=== EXERCISE INPUT ===

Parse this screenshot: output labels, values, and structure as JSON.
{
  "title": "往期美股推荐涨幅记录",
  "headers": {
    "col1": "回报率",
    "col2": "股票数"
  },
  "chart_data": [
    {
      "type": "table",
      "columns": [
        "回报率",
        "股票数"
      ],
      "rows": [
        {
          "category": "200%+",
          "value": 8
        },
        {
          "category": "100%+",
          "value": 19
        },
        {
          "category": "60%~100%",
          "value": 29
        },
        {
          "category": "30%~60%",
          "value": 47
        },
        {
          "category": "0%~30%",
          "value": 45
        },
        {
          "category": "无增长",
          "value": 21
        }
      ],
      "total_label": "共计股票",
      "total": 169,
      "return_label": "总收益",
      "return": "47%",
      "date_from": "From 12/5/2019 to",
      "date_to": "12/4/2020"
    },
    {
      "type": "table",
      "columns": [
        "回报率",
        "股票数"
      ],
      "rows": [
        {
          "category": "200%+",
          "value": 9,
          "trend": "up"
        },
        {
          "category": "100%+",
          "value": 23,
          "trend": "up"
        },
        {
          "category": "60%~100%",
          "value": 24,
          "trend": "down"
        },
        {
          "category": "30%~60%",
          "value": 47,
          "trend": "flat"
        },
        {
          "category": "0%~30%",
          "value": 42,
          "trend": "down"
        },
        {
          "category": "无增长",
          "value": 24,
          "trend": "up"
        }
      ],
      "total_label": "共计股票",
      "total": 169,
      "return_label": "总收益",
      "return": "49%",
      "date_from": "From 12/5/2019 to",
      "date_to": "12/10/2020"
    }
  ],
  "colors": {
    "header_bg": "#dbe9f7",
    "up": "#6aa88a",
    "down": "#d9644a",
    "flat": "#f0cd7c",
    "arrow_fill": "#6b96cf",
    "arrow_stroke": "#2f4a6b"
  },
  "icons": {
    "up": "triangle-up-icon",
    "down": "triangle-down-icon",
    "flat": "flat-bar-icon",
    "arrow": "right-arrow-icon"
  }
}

===

- **TASK REQUIREMENTS**
All of the data needs to be printed once more, exactly.

- **SOLUTION TO THIS TASK**
Parse this screenshot: output labels, values, and structure as JSON.
{
  "title": "往期美股推荐涨幅记录",
  "headers": {
    "col1": "回报率",
    "col2": "股票数"
  },
  "chart_data": [
    {
      "type": "table",
      "columns": [
        "回报率",
        "股票数"
      ],
      "rows": [
        {
          "category": "200%+",
          "value": 8
        },
        {
          "category": "100%+",
          "value": 19
        },
        {
          "category": "60%~100%",
          "value": 29
        },
        {
          "category": "30%~60%",
          "value": 47
        },
        {
          "category": "0%~30%",
          "value": 45
        },
        {
          "category": "无增长",
          "value": 21
        }
      ],
      "total_label": "共计股票",
      "total": 169,
      "return_label": "总收益",
      "return": "47%",
      "date_from": "From 12/5/2019 to",
      "date_to": "12/4/2020"
    },
    {
      "type": "table",
      "columns": [
        "回报率",
        "股票数"
      ],
      "rows": [
        {
          "category": "200%+",
          "value": 9,
          "trend": "up"
        },
        {
          "category": "100%+",
          "value": 23,
          "trend": "up"
        },
        {
          "category": "60%~100%",
          "value": 24,
          "trend": "down"
        },
        {
          "category": "30%~60%",
          "value": 47,
          "trend": "flat"
        },
        {
          "category": "0%~30%",
          "value": 42,
          "trend": "down"
        },
        {
          "category": "无增长",
          "value": 24,
          "trend": "up"
        }
      ],
      "total_label": "共计股票",
      "total": 169,
      "return_label": "总收益",
      "return": "49%",
      "date_from": "From 12/5/2019 to",
      "date_to": "12/10/2020"
    }
  ],
  "colors": {
    "header_bg": "#dbe9f7",
    "up": "#6aa88a",
    "down": "#d9644a",
    "flat": "#f0cd7c",
    "arrow_fill": "#6b96cf",
    "arrow_stroke": "#2f4a6b"
  },
  "icons": {
    "up": "triangle-up-icon",
    "down": "triangle-down-icon",
    "flat": "flat-bar-icon",
    "arrow": "right-arrow-icon"
  }
}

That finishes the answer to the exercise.